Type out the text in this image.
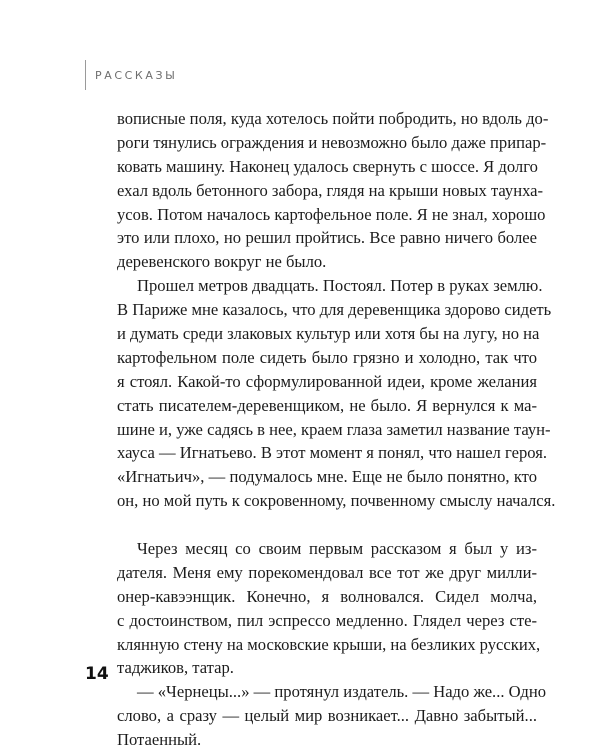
РАССКАЗЫ
вописные поля, куда хотелось пойти побродить, но вдоль до-
роги тянулись ограждения и невозможно было даже припар-
ковать машину. Наконец удалось свернуть с шоссе. Я долго
ехал вдоль бетонного забора, глядя на крыши новых таунха-
усов. Потом началось картофельное поле. Я не знал, хорошо
это или плохо, но решил пройтись. Все равно ничего более
деревенского вокруг не было.
Прошел метров двадцать. Постоял. Потер в руках землю.
В Париже мне казалось, что для деревенщика здорово сидеть
и думать среди злаковых культур или хотя бы на лугу, но на
картофельном поле сидеть было грязно и холодно, так что
я стоял. Какой-то сформулированной идеи, кроме желания
стать писателем-деревенщиком, не было. Я вернулся к ма-
шине и, уже садясь в нее, краем глаза заметил название таун-
хауса — Игнатьево. В этот момент я понял, что нашел героя.
«Игнатьич», — подумалось мне. Еще не было понятно, кто
он, но мой путь к сокровенному, почвенному смыслу начался.
Через месяц со своим первым рассказом я был у из-
дателя. Меня ему порекомендовал все тот же друг милли-
онер-кавээнщик. Конечно, я волновался. Сидел молча,
с достоинством, пил эспрессо медленно. Глядел через сте-
клянную стену на московские крыши, на безликих русских,
таджиков, татар.
— «Чернецы...» — протянул издатель. — Надо же... Одно
слово, а сразу — целый мир возникает... Давно забытый...
Потаенный.
14
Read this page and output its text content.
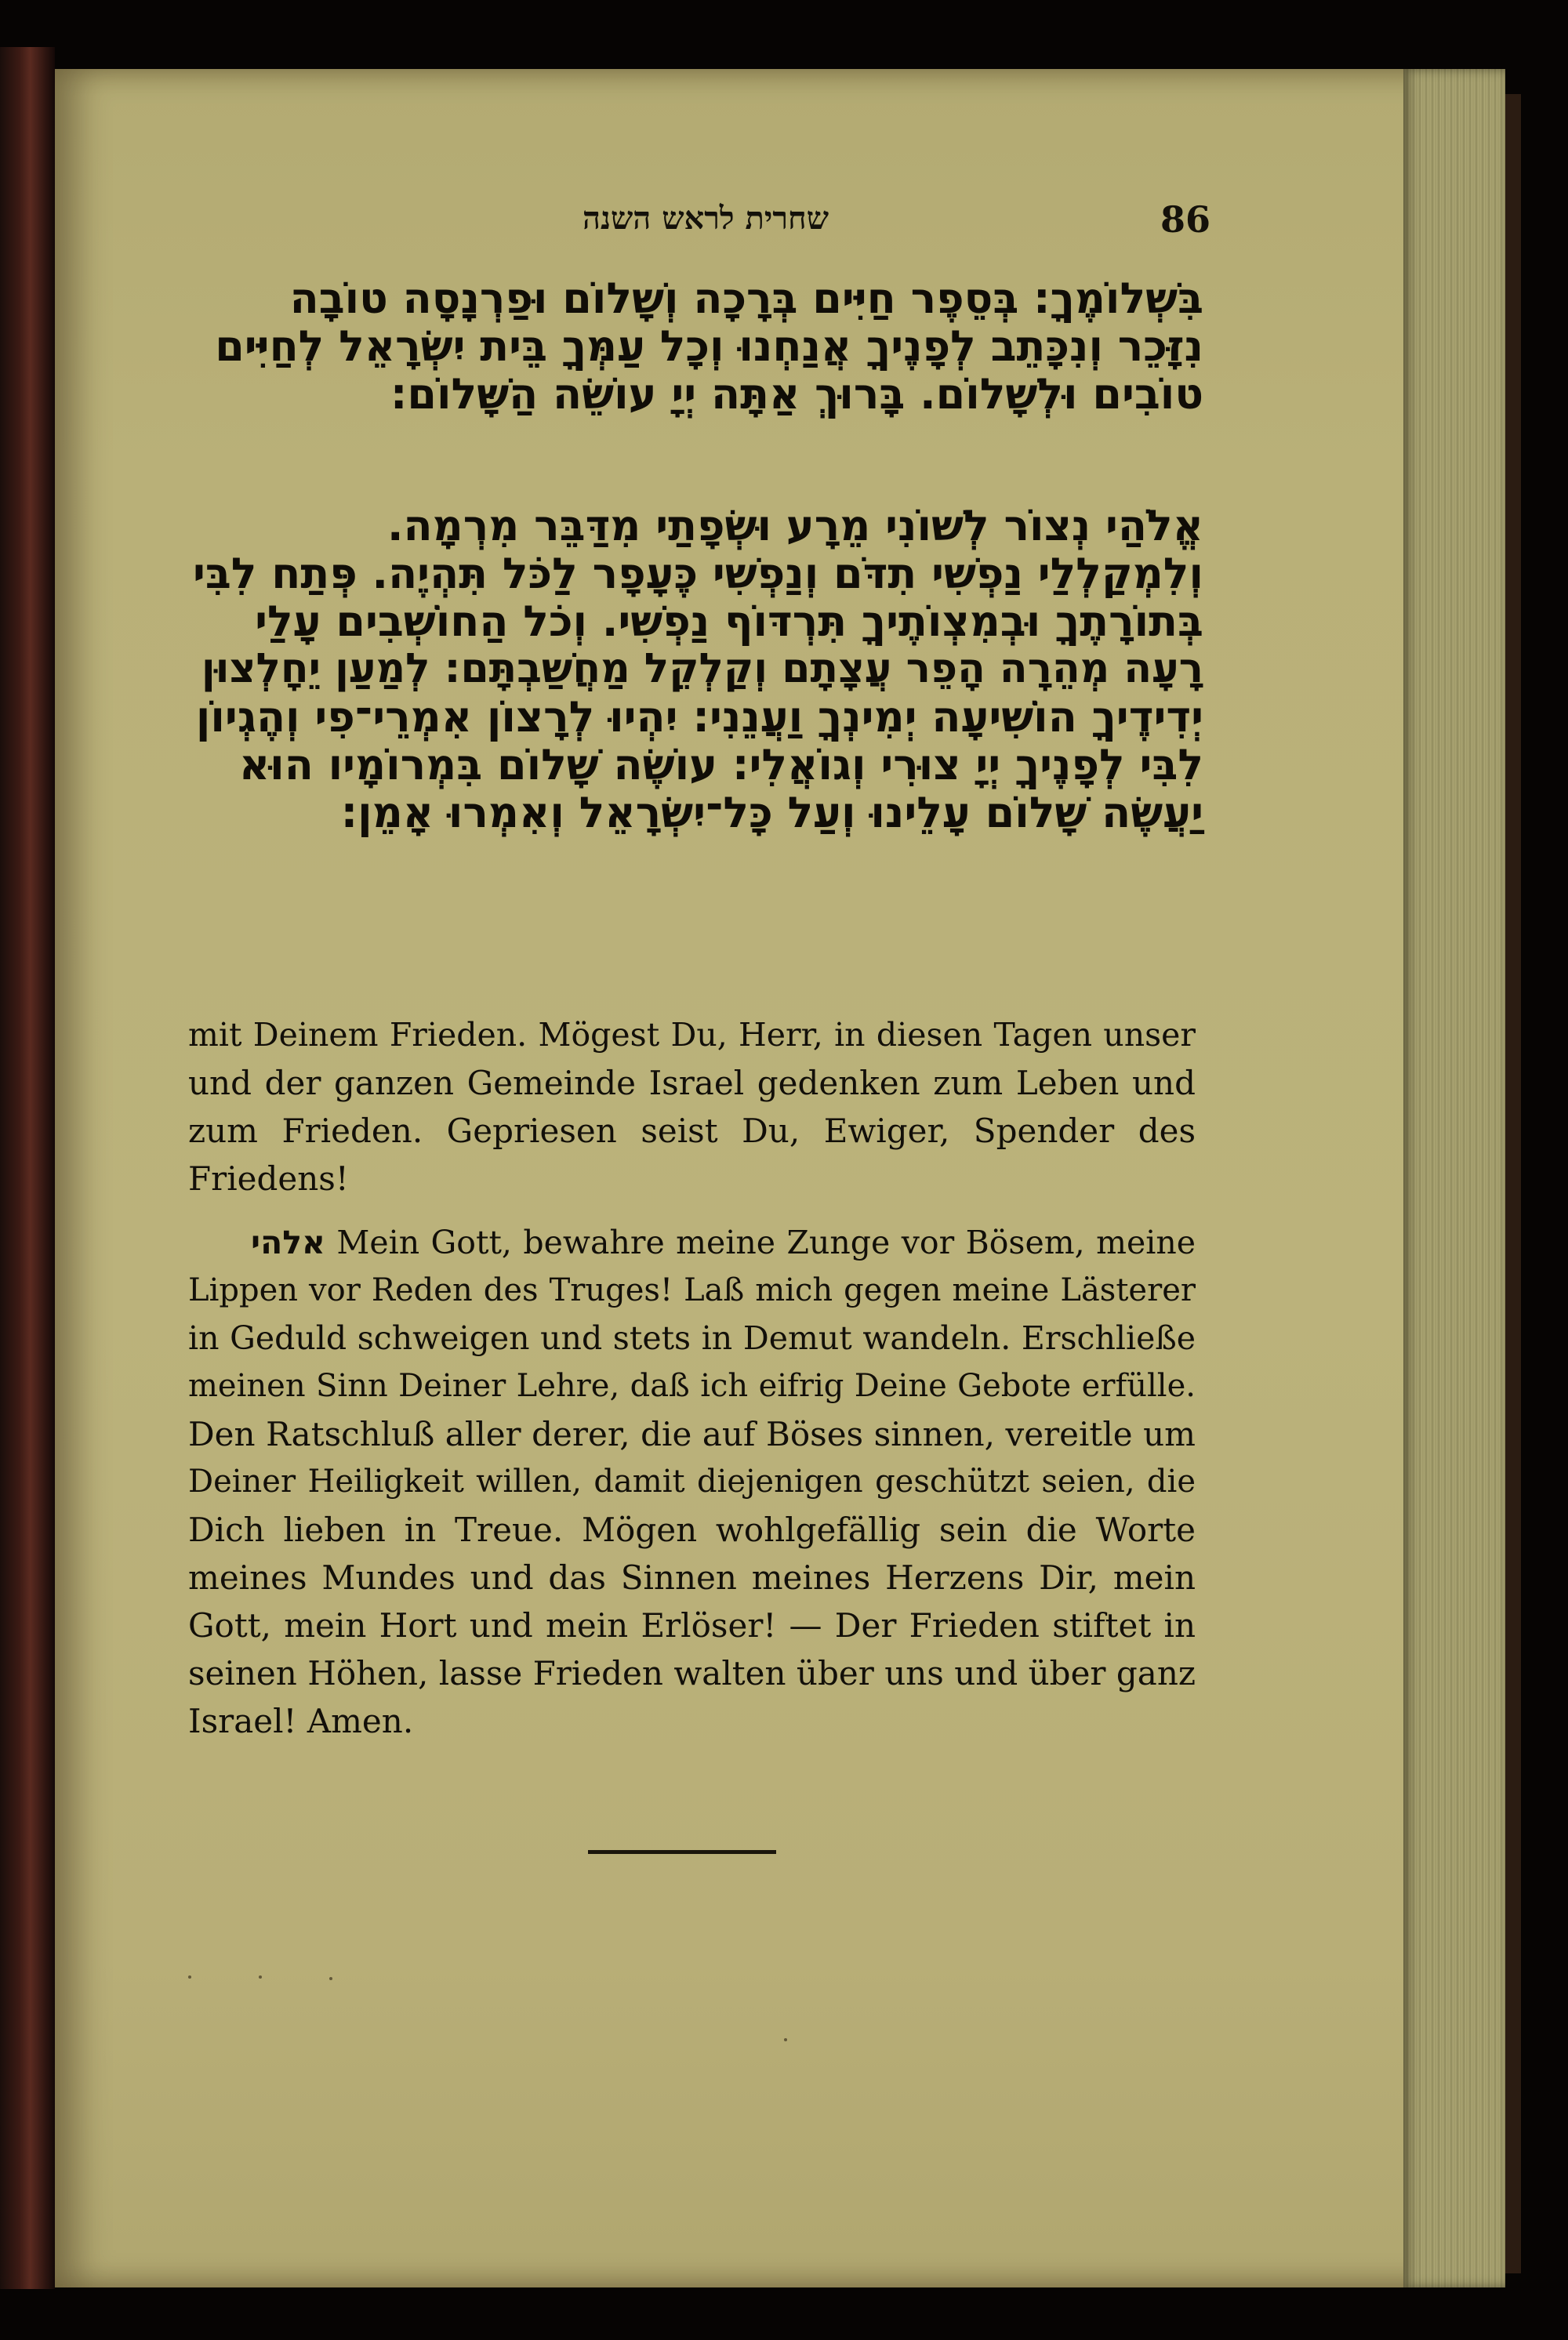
שחרית לראש השנה	86
בִּשְׁלוֹמֶךָ: בְּסֵפֶר חַיִּים בְּרָכָה וְשָׁלוֹם וּפַרְנָסָה טוֹבָה
נִזָּכֵר וְנִכָּתֵב לְפָנֶיךָ אֲנַחְנוּ וְכָל עַמְּךָ בֵּית יִשְׂרָאֵל לְחַיִּים
טוֹבִים וּלְשָׁלוֹם. בָּרוּךְ אַתָּה יְיָ עוֹשֵׂה הַשָּׁלוֹם:
אֱלֹהַי נְצוֹר לְשׁוֹנִי מֵרָע וּשְׂפָתַי מִדַּבֵּר מִרְמָה.
וְלִמְקַלְלַי נַפְשִׁי תִדֹּם וְנַפְשִׁי כֶּעָפָר לַכֹּל תִּהְיֶה. פְּתַח לִבִּי
בְּתוֹרָתֶךָ וּבְמִצְוֹתֶיךָ תִּרְדּוֹף נַפְשִׁי. וְכֹל הַחוֹשְׁבִים עָלַי
רָעָה מְהֵרָה הָפֵר עֲצָתָם וְקַלְקֵל מַחֲשַׁבְתָּם: לְמַעַן יֵחָלְצוּן
יְדִידֶיךָ הוֹשִׁיעָה יְמִינְךָ וַעֲנֵנִי: יִהְיוּ לְרָצוֹן אִמְרֵי־פִי וְהֶגְיוֹן
לִבִּי לְפָנֶיךָ יְיָ צוּרִי וְגוֹאֲלִי: עוֹשֶׂה שָׁלוֹם בִּמְרוֹמָיו הוּא
יַעֲשֶׂה שָׁלוֹם עָלֵינוּ וְעַל כָּל־יִשְׂרָאֵל וְאִמְרוּ אָמֵן:
mit Deinem Frieden. Mögest Du, Herr, in diesen Tagen unser
und der ganzen Gemeinde Israel gedenken zum Leben und
zum Frieden. Gepriesen seist Du, Ewiger, Spender des
Friedens!
אלהי Mein Gott, bewahre meine Zunge vor Bösem, meine
Lippen vor Reden des Truges! Laß mich gegen meine Lästerer
in Geduld schweigen und stets in Demut wandeln. Erschließe
meinen Sinn Deiner Lehre, daß ich eifrig Deine Gebote erfülle.
Den Ratschluß aller derer, die auf Böses sinnen, vereitle um
Deiner Heiligkeit willen, damit diejenigen geschützt seien, die
Dich lieben in Treue. Mögen wohlgefällig sein die Worte
meines Mundes und das Sinnen meines Herzens Dir, mein
Gott, mein Hort und mein Erlöser! — Der Frieden stiftet in
seinen Höhen, lasse Frieden walten über uns und über ganz
Israel! Amen.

##############################

- _Requirements_:
Pick out each line containing "Israel" and report it.

- _Result of the task_:
und der ganzen Gemeinde Israel gedenken zum Leben und
Israel! Amen.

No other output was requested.